Data listing:

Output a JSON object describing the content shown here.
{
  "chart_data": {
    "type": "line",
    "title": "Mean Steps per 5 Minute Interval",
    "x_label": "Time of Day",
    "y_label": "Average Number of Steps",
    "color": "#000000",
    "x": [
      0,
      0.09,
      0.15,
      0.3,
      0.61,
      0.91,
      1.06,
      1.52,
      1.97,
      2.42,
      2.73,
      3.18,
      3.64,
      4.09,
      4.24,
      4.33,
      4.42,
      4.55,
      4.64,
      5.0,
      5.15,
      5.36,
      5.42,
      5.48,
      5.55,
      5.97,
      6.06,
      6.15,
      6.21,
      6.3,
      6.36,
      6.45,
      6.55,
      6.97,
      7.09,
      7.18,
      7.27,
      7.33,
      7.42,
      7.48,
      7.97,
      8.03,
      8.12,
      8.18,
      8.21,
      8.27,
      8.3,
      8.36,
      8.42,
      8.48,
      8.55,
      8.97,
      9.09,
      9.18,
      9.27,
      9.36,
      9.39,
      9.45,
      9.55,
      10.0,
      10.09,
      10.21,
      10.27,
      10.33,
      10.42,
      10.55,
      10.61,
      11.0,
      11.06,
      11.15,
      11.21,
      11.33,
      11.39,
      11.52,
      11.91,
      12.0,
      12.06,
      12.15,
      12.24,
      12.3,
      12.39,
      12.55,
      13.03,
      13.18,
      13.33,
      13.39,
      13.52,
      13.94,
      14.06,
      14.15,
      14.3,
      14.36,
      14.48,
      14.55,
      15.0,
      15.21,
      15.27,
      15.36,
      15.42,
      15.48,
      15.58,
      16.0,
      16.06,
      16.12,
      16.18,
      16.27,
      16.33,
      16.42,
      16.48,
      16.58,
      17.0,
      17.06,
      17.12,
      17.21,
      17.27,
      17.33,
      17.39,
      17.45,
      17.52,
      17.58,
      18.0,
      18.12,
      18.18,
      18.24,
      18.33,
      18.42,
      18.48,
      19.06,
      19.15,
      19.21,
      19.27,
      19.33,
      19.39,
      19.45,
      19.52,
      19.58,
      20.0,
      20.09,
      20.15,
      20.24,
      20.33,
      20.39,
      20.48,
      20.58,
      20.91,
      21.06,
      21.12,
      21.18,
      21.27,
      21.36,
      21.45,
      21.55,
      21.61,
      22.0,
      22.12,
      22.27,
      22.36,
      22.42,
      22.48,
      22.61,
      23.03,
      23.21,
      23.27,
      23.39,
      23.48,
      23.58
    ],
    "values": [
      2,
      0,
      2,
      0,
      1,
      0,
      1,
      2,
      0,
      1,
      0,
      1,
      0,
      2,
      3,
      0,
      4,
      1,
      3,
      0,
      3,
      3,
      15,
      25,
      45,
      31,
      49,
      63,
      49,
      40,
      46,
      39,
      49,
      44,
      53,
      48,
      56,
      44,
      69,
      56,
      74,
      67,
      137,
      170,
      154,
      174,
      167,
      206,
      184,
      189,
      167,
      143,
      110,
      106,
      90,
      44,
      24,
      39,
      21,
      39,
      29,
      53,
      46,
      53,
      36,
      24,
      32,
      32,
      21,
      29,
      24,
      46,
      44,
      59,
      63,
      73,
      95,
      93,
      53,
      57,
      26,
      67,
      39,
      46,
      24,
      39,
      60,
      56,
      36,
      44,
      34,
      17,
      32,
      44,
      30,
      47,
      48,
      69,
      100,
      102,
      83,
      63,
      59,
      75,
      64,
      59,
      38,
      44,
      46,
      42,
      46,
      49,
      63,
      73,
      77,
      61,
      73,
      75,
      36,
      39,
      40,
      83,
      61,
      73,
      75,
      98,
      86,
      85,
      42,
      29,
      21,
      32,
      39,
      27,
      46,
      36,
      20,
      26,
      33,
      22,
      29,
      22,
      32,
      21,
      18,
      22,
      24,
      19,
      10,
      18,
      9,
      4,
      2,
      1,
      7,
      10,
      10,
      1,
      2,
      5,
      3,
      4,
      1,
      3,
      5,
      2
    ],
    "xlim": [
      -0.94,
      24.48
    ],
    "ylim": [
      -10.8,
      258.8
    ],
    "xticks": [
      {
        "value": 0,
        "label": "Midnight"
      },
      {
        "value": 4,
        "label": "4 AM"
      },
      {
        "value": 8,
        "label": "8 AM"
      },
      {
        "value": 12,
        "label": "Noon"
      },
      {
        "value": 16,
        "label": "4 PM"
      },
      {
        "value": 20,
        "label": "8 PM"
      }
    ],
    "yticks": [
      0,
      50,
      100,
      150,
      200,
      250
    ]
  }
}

What is needed:
Locate all lines holding the word "Steps", then copy them out.

Finished exercise:
    "title": "Mean Steps per 5 Minute Interval",
    "y_label": "Average Number of Steps",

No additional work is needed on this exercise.